__CHALLENGE__: Exclude the pictures, then copy all remaining records exactly.
[start of RECORDS SHOWN]
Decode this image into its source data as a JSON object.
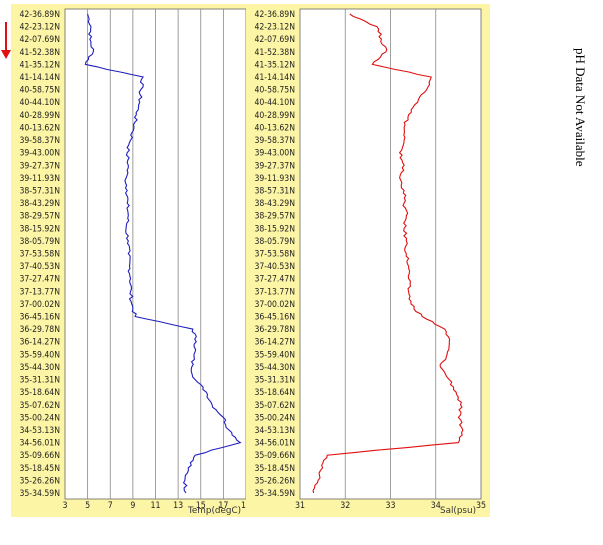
{
  "side_note": "pH Data Not Available",
  "chart_data": [
    {
      "type": "line",
      "xlabel": "Temp(degC)",
      "ylabel": "",
      "xlim": [
        3,
        19
      ],
      "xticks": [
        3,
        5,
        7,
        9,
        11,
        13,
        15,
        17,
        19
      ],
      "color": "#1f1fbf",
      "series": [
        {
          "y": [
            "42-36.89N",
            "42-23.12N",
            "42-07.69N",
            "41-52.38N",
            "41-35.12N",
            "41-14.14N",
            "40-58.75N",
            "40-44.10N",
            "40-28.99N",
            "40-13.62N",
            "39-58.37N",
            "39-43.00N",
            "39-27.37N",
            "39-11.93N",
            "38-57.31N",
            "38-43.29N",
            "38-29.57N",
            "38-15.92N",
            "38-05.79N",
            "37-53.58N",
            "37-40.53N",
            "37-27.47N",
            "37-13.77N",
            "37-00.02N",
            "36-45.16N",
            "36-29.78N",
            "36-14.27N",
            "35-59.40N",
            "35-44.30N",
            "35-31.31N",
            "35-18.64N",
            "35-07.62N",
            "35-00.24N",
            "34-53.13N",
            "34-56.01N",
            "35-09.66N",
            "35-18.45N",
            "35-26.26N",
            "35-34.59N"
          ],
          "x": [
            5.0,
            5.3,
            5.2,
            5.5,
            4.8,
            9.9,
            9.7,
            9.6,
            9.3,
            9.1,
            8.8,
            8.5,
            8.6,
            8.4,
            8.5,
            8.5,
            8.6,
            8.4,
            8.6,
            8.6,
            8.7,
            8.8,
            8.8,
            8.9,
            9.2,
            14.3,
            14.6,
            14.4,
            14.2,
            14.5,
            15.5,
            16.0,
            17.0,
            17.5,
            18.5,
            14.5,
            13.9,
            13.6,
            13.7
          ]
        }
      ]
    },
    {
      "type": "line",
      "xlabel": "Sal(psu)",
      "ylabel": "",
      "xlim": [
        31,
        35
      ],
      "xticks": [
        31,
        32,
        33,
        34,
        35
      ],
      "color": "#e01010",
      "series": [
        {
          "y": [
            "42-36.89N",
            "42-23.12N",
            "42-07.69N",
            "41-52.38N",
            "41-35.12N",
            "41-14.14N",
            "40-58.75N",
            "40-44.10N",
            "40-28.99N",
            "40-13.62N",
            "39-58.37N",
            "39-43.00N",
            "39-27.37N",
            "39-11.93N",
            "38-57.31N",
            "38-43.29N",
            "38-29.57N",
            "38-15.92N",
            "38-05.79N",
            "37-53.58N",
            "37-40.53N",
            "37-27.47N",
            "37-13.77N",
            "37-00.02N",
            "36-45.16N",
            "36-29.78N",
            "36-14.27N",
            "35-59.40N",
            "35-44.30N",
            "35-31.31N",
            "35-18.64N",
            "35-07.62N",
            "35-00.24N",
            "34-53.13N",
            "34-56.01N",
            "35-09.66N",
            "35-18.45N",
            "35-26.26N",
            "35-34.59N"
          ],
          "x": [
            32.1,
            32.7,
            32.8,
            32.9,
            32.6,
            33.9,
            33.8,
            33.6,
            33.4,
            33.3,
            33.3,
            33.2,
            33.3,
            33.2,
            33.3,
            33.3,
            33.35,
            33.3,
            33.35,
            33.35,
            33.4,
            33.4,
            33.4,
            33.45,
            33.7,
            34.2,
            34.3,
            34.25,
            34.1,
            34.3,
            34.45,
            34.55,
            34.5,
            34.6,
            34.5,
            31.6,
            31.5,
            31.4,
            31.3
          ]
        }
      ]
    }
  ]
}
[end of RECORDS SHOWN]
__RESULT__:
Decode this image into its source data as a JSON object.
{
  "side_note": "pH Data Not Available",
  "chart_data": [
    {
      "type": "line",
      "xlabel": "Temp(degC)",
      "ylabel": "",
      "xlim": [
        3,
        19
      ],
      "xticks": [
        3,
        5,
        7,
        9,
        11,
        13,
        15,
        17,
        19
      ],
      "color": "#1f1fbf",
      "series": [
        {
          "y": [
            "42-36.89N",
            "42-23.12N",
            "42-07.69N",
            "41-52.38N",
            "41-35.12N",
            "41-14.14N",
            "40-58.75N",
            "40-44.10N",
            "40-28.99N",
            "40-13.62N",
            "39-58.37N",
            "39-43.00N",
            "39-27.37N",
            "39-11.93N",
            "38-57.31N",
            "38-43.29N",
            "38-29.57N",
            "38-15.92N",
            "38-05.79N",
            "37-53.58N",
            "37-40.53N",
            "37-27.47N",
            "37-13.77N",
            "37-00.02N",
            "36-45.16N",
            "36-29.78N",
            "36-14.27N",
            "35-59.40N",
            "35-44.30N",
            "35-31.31N",
            "35-18.64N",
            "35-07.62N",
            "35-00.24N",
            "34-53.13N",
            "34-56.01N",
            "35-09.66N",
            "35-18.45N",
            "35-26.26N",
            "35-34.59N"
          ],
          "x": [
            5.0,
            5.3,
            5.2,
            5.5,
            4.8,
            9.9,
            9.7,
            9.6,
            9.3,
            9.1,
            8.8,
            8.5,
            8.6,
            8.4,
            8.5,
            8.5,
            8.6,
            8.4,
            8.6,
            8.6,
            8.7,
            8.8,
            8.8,
            8.9,
            9.2,
            14.3,
            14.6,
            14.4,
            14.2,
            14.5,
            15.5,
            16.0,
            17.0,
            17.5,
            18.5,
            14.5,
            13.9,
            13.6,
            13.7
          ]
        }
      ]
    },
    {
      "type": "line",
      "xlabel": "Sal(psu)",
      "ylabel": "",
      "xlim": [
        31,
        35
      ],
      "xticks": [
        31,
        32,
        33,
        34,
        35
      ],
      "color": "#e01010",
      "series": [
        {
          "y": [
            "42-36.89N",
            "42-23.12N",
            "42-07.69N",
            "41-52.38N",
            "41-35.12N",
            "41-14.14N",
            "40-58.75N",
            "40-44.10N",
            "40-28.99N",
            "40-13.62N",
            "39-58.37N",
            "39-43.00N",
            "39-27.37N",
            "39-11.93N",
            "38-57.31N",
            "38-43.29N",
            "38-29.57N",
            "38-15.92N",
            "38-05.79N",
            "37-53.58N",
            "37-40.53N",
            "37-27.47N",
            "37-13.77N",
            "37-00.02N",
            "36-45.16N",
            "36-29.78N",
            "36-14.27N",
            "35-59.40N",
            "35-44.30N",
            "35-31.31N",
            "35-18.64N",
            "35-07.62N",
            "35-00.24N",
            "34-53.13N",
            "34-56.01N",
            "35-09.66N",
            "35-18.45N",
            "35-26.26N",
            "35-34.59N"
          ],
          "x": [
            32.1,
            32.7,
            32.8,
            32.9,
            32.6,
            33.9,
            33.8,
            33.6,
            33.4,
            33.3,
            33.3,
            33.2,
            33.3,
            33.2,
            33.3,
            33.3,
            33.35,
            33.3,
            33.35,
            33.35,
            33.4,
            33.4,
            33.4,
            33.45,
            33.7,
            34.2,
            34.3,
            34.25,
            34.1,
            34.3,
            34.45,
            34.55,
            34.5,
            34.6,
            34.5,
            31.6,
            31.5,
            31.4,
            31.3
          ]
        }
      ]
    }
  ]
}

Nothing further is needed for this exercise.